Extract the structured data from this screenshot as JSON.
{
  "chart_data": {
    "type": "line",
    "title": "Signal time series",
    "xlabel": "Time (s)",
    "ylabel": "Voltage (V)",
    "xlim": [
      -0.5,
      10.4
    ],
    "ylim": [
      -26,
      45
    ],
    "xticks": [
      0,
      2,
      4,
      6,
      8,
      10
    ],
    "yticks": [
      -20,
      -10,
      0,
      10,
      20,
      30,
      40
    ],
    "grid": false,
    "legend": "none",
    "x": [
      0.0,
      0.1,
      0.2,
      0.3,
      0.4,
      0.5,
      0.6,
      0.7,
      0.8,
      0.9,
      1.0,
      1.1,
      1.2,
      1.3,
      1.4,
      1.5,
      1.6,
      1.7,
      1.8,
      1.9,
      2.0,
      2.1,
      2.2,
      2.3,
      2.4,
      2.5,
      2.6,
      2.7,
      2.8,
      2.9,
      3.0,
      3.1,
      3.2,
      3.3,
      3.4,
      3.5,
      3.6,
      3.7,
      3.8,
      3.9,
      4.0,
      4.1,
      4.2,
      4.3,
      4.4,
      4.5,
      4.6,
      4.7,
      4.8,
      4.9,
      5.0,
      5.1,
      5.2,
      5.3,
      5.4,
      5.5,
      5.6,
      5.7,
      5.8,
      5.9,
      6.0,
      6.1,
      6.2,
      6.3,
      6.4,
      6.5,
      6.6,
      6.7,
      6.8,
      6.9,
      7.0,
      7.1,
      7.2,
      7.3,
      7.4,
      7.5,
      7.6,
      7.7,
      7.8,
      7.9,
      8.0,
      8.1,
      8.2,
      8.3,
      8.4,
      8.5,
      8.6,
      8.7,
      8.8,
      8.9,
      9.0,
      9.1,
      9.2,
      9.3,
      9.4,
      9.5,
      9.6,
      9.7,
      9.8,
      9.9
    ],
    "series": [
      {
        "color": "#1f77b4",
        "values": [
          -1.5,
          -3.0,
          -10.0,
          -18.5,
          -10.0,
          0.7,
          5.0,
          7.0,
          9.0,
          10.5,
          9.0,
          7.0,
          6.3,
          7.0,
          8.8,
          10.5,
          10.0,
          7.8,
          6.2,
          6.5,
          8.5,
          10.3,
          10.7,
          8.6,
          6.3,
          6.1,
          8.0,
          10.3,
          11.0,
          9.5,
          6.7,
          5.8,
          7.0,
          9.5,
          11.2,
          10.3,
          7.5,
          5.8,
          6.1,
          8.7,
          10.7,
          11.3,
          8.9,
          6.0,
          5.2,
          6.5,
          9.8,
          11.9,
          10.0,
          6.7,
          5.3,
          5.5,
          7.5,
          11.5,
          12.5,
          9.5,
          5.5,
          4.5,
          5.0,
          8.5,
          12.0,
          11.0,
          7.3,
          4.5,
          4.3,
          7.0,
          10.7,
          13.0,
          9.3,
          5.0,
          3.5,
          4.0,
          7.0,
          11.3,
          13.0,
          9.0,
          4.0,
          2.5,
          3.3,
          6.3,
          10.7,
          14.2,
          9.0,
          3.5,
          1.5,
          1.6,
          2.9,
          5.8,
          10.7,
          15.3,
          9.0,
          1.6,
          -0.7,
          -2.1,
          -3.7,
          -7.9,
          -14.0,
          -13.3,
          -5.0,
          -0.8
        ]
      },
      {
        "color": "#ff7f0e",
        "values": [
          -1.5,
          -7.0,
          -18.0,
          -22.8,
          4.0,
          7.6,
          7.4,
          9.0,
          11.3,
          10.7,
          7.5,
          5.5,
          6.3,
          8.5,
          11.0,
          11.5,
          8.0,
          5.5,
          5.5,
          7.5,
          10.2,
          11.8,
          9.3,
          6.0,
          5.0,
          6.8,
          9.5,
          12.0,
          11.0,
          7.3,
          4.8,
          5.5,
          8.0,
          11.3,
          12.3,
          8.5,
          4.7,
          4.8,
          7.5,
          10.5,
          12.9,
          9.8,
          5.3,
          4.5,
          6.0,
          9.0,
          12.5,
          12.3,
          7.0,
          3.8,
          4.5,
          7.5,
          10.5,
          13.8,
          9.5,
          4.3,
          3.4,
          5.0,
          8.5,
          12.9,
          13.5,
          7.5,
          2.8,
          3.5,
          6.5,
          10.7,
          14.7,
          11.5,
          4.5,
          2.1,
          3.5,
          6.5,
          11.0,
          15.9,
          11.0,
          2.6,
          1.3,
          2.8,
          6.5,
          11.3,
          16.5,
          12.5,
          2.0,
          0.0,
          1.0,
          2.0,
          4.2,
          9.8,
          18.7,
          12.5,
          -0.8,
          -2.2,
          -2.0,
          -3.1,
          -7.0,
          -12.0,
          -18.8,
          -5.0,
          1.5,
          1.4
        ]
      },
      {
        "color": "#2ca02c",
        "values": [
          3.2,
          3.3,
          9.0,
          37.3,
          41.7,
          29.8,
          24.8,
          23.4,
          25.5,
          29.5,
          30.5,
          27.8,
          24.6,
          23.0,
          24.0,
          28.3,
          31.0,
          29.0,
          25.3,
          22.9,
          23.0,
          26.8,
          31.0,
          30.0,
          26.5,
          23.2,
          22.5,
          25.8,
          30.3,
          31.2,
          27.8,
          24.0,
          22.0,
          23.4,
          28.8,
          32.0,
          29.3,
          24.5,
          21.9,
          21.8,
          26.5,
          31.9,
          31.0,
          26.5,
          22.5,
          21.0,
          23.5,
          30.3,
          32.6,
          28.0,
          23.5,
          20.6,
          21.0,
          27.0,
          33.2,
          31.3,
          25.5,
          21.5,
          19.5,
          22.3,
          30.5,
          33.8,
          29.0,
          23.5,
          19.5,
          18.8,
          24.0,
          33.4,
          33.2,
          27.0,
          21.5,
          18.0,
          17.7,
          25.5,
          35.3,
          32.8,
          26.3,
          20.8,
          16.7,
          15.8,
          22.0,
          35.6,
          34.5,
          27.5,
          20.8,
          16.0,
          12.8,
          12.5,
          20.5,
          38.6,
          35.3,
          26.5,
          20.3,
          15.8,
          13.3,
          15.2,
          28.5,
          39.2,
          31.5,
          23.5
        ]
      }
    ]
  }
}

+===+

▸ **Exercise description**
Read through the entries and copy every line that includes "color".

▸ **Exercise response**
        "color": "#1f77b4",
        "color": "#ff7f0e",
        "color": "#2ca02c",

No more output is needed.